OBJECTIVE:
Please copy every line of the records below that holds the word "NASDAQ".

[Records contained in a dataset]
***
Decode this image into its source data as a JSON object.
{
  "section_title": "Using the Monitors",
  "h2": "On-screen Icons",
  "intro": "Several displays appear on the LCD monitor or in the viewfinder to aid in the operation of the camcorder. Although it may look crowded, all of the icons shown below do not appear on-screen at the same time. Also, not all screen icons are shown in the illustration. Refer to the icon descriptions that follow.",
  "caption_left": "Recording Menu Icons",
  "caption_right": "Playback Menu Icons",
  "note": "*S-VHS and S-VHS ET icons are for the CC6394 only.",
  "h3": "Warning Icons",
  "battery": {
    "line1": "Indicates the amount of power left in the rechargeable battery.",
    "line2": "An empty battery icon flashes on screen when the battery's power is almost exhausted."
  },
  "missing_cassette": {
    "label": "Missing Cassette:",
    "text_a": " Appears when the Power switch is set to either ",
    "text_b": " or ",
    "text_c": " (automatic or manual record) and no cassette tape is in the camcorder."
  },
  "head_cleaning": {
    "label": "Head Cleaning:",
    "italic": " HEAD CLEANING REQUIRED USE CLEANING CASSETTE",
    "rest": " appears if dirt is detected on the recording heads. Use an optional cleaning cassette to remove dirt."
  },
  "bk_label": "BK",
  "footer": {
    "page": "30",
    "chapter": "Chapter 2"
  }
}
***
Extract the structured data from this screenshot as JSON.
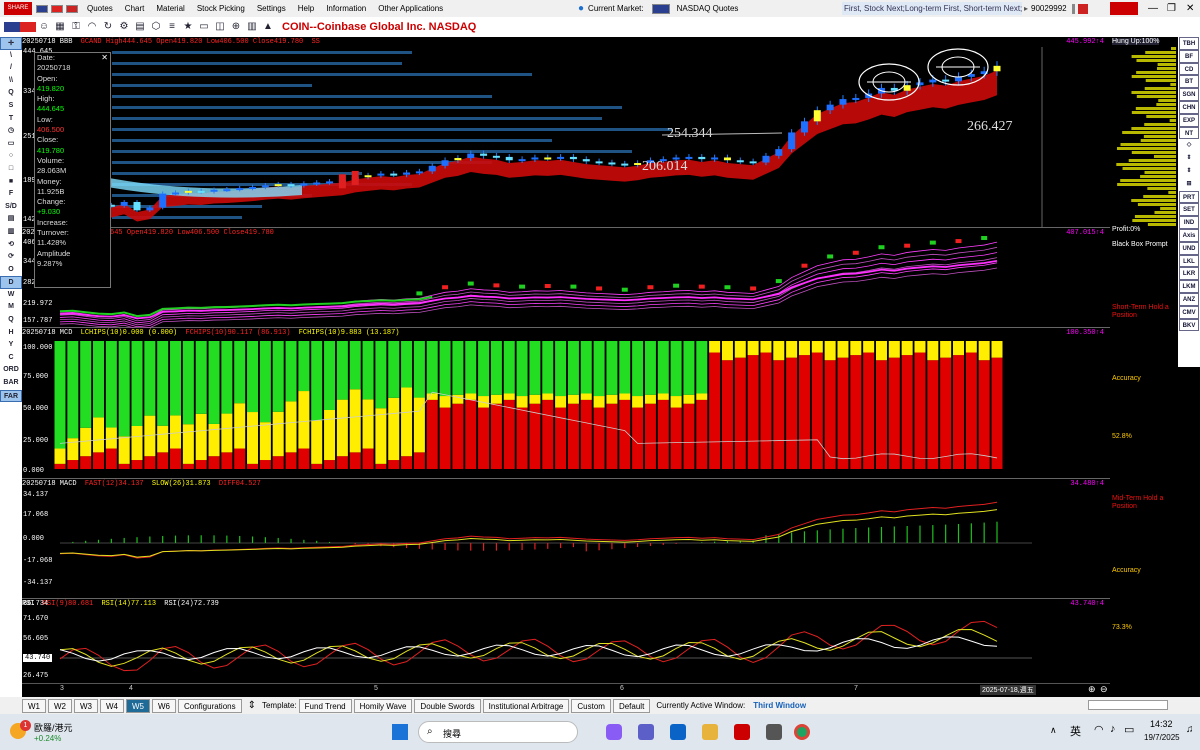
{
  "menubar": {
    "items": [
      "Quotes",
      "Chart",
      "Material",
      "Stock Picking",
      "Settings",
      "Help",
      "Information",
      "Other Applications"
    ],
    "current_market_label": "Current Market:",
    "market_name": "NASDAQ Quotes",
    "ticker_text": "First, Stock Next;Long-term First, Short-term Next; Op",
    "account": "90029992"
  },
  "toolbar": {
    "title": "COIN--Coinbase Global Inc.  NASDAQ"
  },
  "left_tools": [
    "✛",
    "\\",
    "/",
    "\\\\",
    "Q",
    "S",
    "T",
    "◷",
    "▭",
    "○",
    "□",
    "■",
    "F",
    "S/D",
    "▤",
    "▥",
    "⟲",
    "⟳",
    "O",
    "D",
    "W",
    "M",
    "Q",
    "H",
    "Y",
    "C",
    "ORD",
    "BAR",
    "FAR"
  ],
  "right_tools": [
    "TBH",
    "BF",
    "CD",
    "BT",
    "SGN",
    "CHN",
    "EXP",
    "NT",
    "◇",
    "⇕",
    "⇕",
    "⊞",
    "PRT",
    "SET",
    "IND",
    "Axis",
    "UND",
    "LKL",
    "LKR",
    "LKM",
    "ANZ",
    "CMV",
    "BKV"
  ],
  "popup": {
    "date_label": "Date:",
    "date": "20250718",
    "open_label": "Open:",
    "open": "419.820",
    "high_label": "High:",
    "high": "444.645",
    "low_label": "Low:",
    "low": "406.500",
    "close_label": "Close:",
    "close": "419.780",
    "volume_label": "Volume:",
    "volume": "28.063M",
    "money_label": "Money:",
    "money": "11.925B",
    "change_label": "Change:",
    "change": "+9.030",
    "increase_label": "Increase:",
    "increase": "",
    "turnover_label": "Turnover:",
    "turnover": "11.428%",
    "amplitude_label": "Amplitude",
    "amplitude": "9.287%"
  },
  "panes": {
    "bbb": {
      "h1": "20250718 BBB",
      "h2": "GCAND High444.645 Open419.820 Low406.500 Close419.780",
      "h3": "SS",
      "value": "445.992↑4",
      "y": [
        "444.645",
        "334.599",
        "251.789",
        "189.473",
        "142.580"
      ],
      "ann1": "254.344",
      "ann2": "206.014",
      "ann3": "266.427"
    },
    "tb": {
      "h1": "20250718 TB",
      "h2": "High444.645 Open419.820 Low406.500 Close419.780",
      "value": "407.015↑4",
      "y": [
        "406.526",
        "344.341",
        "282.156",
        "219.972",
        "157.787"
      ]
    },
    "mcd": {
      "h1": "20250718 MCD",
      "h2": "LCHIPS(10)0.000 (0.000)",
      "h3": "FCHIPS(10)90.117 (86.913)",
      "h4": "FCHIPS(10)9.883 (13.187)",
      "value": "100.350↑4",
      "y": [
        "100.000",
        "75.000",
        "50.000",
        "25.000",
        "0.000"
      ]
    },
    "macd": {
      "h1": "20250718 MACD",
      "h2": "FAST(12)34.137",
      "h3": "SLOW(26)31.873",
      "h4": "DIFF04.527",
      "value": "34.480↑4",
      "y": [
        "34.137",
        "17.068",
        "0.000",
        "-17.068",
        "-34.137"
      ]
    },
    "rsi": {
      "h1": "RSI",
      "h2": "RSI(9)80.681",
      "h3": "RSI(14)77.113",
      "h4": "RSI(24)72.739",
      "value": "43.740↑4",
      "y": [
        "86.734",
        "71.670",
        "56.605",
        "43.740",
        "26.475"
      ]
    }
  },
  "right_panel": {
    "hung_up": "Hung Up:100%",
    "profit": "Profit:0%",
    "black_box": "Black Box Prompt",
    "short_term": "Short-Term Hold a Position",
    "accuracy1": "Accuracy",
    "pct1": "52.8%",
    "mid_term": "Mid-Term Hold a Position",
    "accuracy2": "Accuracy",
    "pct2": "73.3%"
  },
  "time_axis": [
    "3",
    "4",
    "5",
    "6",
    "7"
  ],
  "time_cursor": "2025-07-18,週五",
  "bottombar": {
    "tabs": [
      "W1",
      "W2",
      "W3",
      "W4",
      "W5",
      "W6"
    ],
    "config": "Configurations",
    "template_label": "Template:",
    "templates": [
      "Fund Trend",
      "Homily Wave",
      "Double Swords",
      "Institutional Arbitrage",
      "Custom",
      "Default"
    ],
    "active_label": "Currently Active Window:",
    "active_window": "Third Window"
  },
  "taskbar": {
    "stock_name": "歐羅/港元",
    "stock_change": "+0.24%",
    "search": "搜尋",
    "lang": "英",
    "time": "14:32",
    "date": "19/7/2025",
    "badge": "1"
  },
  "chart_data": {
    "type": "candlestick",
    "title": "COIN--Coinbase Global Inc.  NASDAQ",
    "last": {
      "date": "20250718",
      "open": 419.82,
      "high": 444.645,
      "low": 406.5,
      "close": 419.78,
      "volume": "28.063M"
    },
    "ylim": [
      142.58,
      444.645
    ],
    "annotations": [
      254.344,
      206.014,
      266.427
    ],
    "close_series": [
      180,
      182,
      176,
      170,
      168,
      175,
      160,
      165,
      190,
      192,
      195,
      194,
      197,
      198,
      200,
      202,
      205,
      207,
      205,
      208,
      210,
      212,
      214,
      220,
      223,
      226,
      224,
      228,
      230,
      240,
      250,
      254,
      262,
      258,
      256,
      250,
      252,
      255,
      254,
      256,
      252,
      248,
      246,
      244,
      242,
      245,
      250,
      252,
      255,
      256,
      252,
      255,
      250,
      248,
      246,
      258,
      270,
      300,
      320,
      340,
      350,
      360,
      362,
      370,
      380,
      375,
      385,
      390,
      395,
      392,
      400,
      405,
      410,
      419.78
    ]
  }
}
***
EXERCISE RESPONSE:
    "market_name": "NASDAQ Quotes",
    "title": "COIN--Coinbase Global Inc.  NASDAQ"
    "title": "COIN--Coinbase Global Inc.  NASDAQ",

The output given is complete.